[start]

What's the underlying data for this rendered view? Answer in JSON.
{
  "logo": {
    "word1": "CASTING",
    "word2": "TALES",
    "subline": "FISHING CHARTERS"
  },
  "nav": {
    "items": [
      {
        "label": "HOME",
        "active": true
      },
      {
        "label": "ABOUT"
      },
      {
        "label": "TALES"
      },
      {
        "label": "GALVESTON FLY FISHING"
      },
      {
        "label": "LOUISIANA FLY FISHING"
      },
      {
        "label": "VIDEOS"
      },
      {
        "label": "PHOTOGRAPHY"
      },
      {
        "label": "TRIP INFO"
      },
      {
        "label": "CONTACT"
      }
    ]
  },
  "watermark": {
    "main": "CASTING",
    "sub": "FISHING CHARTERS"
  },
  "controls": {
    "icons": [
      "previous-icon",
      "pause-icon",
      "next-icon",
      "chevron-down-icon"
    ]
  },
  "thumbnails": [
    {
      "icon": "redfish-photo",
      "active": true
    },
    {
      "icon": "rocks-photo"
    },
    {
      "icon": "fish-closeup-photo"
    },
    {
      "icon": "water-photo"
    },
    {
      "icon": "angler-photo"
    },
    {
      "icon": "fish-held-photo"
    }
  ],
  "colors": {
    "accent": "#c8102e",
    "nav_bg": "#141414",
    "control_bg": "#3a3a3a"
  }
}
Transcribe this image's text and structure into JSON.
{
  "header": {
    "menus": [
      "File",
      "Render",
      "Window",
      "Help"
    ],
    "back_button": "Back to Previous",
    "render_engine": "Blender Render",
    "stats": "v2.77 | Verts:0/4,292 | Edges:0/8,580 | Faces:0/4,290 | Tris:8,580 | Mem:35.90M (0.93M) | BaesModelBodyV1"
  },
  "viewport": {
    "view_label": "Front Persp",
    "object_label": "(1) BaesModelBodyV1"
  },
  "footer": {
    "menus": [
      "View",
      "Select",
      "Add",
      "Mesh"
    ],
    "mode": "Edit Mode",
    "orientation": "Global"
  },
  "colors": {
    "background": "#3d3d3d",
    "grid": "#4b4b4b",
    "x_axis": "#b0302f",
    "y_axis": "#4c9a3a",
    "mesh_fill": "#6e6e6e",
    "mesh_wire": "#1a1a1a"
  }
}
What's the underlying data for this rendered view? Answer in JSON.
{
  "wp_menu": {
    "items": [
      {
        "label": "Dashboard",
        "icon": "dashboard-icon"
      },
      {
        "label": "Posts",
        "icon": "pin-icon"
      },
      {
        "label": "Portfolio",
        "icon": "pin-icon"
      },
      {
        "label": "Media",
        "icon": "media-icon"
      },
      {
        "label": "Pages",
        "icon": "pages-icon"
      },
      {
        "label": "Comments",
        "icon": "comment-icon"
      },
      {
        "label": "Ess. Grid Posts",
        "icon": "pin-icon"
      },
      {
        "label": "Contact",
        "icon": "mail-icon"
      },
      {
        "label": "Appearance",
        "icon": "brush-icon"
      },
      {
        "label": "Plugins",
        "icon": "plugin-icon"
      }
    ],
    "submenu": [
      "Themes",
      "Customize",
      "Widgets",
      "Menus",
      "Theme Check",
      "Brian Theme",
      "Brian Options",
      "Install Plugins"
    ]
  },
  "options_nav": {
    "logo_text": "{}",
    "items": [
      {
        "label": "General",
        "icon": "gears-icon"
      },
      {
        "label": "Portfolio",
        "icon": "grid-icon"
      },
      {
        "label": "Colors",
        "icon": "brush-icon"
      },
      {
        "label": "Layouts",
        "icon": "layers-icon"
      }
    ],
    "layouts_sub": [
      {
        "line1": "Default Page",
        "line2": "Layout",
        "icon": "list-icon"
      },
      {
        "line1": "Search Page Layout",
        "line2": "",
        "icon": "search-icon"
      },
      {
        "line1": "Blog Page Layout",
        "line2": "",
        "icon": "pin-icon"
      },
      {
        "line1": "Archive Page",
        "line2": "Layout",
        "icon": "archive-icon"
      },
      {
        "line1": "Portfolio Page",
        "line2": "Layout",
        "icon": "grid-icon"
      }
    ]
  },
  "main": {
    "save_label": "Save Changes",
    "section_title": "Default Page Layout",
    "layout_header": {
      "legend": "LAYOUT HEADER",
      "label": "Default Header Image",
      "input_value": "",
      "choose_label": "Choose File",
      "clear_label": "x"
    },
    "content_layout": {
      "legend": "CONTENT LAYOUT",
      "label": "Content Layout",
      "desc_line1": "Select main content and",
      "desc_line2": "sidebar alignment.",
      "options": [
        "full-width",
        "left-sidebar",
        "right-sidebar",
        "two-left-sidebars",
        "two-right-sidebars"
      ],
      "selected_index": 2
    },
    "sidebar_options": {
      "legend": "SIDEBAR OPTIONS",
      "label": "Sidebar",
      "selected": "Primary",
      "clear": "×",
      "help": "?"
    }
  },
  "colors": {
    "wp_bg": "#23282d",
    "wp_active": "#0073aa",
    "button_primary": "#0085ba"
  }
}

[end]

Task details:
From the listing above, extract every line exactly as it stands.

Solution to this exercise:
What's the underlying data for this rendered view? Answer in JSON.
{
  "logo": {
    "word1": "CASTING",
    "word2": "TALES",
    "subline": "FISHING CHARTERS"
  },
  "nav": {
    "items": [
      {
        "label": "HOME",
        "active": true
      },
      {
        "label": "ABOUT"
      },
      {
        "label": "TALES"
      },
      {
        "label": "GALVESTON FLY FISHING"
      },
      {
        "label": "LOUISIANA FLY FISHING"
      },
      {
        "label": "VIDEOS"
      },
      {
        "label": "PHOTOGRAPHY"
      },
      {
        "label": "TRIP INFO"
      },
      {
        "label": "CONTACT"
      }
    ]
  },
  "watermark": {
    "main": "CASTING",
    "sub": "FISHING CHARTERS"
  },
  "controls": {
    "icons": [
      "previous-icon",
      "pause-icon",
      "next-icon",
      "chevron-down-icon"
    ]
  },
  "thumbnails": [
    {
      "icon": "redfish-photo",
      "active": true
    },
    {
      "icon": "rocks-photo"
    },
    {
      "icon": "fish-closeup-photo"
    },
    {
      "icon": "water-photo"
    },
    {
      "icon": "angler-photo"
    },
    {
      "icon": "fish-held-photo"
    }
  ],
  "colors": {
    "accent": "#c8102e",
    "nav_bg": "#141414",
    "control_bg": "#3a3a3a"
  }
}
Transcribe this image's text and structure into JSON.
{
  "header": {
    "menus": [
      "File",
      "Render",
      "Window",
      "Help"
    ],
    "back_button": "Back to Previous",
    "render_engine": "Blender Render",
    "stats": "v2.77 | Verts:0/4,292 | Edges:0/8,580 | Faces:0/4,290 | Tris:8,580 | Mem:35.90M (0.93M) | BaesModelBodyV1"
  },
  "viewport": {
    "view_label": "Front Persp",
    "object_label": "(1) BaesModelBodyV1"
  },
  "footer": {
    "menus": [
      "View",
      "Select",
      "Add",
      "Mesh"
    ],
    "mode": "Edit Mode",
    "orientation": "Global"
  },
  "colors": {
    "background": "#3d3d3d",
    "grid": "#4b4b4b",
    "x_axis": "#b0302f",
    "y_axis": "#4c9a3a",
    "mesh_fill": "#6e6e6e",
    "mesh_wire": "#1a1a1a"
  }
}
What's the underlying data for this rendered view? Answer in JSON.
{
  "wp_menu": {
    "items": [
      {
        "label": "Dashboard",
        "icon": "dashboard-icon"
      },
      {
        "label": "Posts",
        "icon": "pin-icon"
      },
      {
        "label": "Portfolio",
        "icon": "pin-icon"
      },
      {
        "label": "Media",
        "icon": "media-icon"
      },
      {
        "label": "Pages",
        "icon": "pages-icon"
      },
      {
        "label": "Comments",
        "icon": "comment-icon"
      },
      {
        "label": "Ess. Grid Posts",
        "icon": "pin-icon"
      },
      {
        "label": "Contact",
        "icon": "mail-icon"
      },
      {
        "label": "Appearance",
        "icon": "brush-icon"
      },
      {
        "label": "Plugins",
        "icon": "plugin-icon"
      }
    ],
    "submenu": [
      "Themes",
      "Customize",
      "Widgets",
      "Menus",
      "Theme Check",
      "Brian Theme",
      "Brian Options",
      "Install Plugins"
    ]
  },
  "options_nav": {
    "logo_text": "{}",
    "items": [
      {
        "label": "General",
        "icon": "gears-icon"
      },
      {
        "label": "Portfolio",
        "icon": "grid-icon"
      },
      {
        "label": "Colors",
        "icon": "brush-icon"
      },
      {
        "label": "Layouts",
        "icon": "layers-icon"
      }
    ],
    "layouts_sub": [
      {
        "line1": "Default Page",
        "line2": "Layout",
        "icon": "list-icon"
      },
      {
        "line1": "Search Page Layout",
        "line2": "",
        "icon": "search-icon"
      },
      {
        "line1": "Blog Page Layout",
        "line2": "",
        "icon": "pin-icon"
      },
      {
        "line1": "Archive Page",
        "line2": "Layout",
        "icon": "archive-icon"
      },
      {
        "line1": "Portfolio Page",
        "line2": "Layout",
        "icon": "grid-icon"
      }
    ]
  },
  "main": {
    "save_label": "Save Changes",
    "section_title": "Default Page Layout",
    "layout_header": {
      "legend": "LAYOUT HEADER",
      "label": "Default Header Image",
      "input_value": "",
      "choose_label": "Choose File",
      "clear_label": "x"
    },
    "content_layout": {
      "legend": "CONTENT LAYOUT",
      "label": "Content Layout",
      "desc_line1": "Select main content and",
      "desc_line2": "sidebar alignment.",
      "options": [
        "full-width",
        "left-sidebar",
        "right-sidebar",
        "two-left-sidebars",
        "two-right-sidebars"
      ],
      "selected_index": 2
    },
    "sidebar_options": {
      "legend": "SIDEBAR OPTIONS",
      "label": "Sidebar",
      "selected": "Primary",
      "clear": "×",
      "help": "?"
    }
  },
  "colors": {
    "wp_bg": "#23282d",
    "wp_active": "#0073aa",
    "button_primary": "#0085ba"
  }
}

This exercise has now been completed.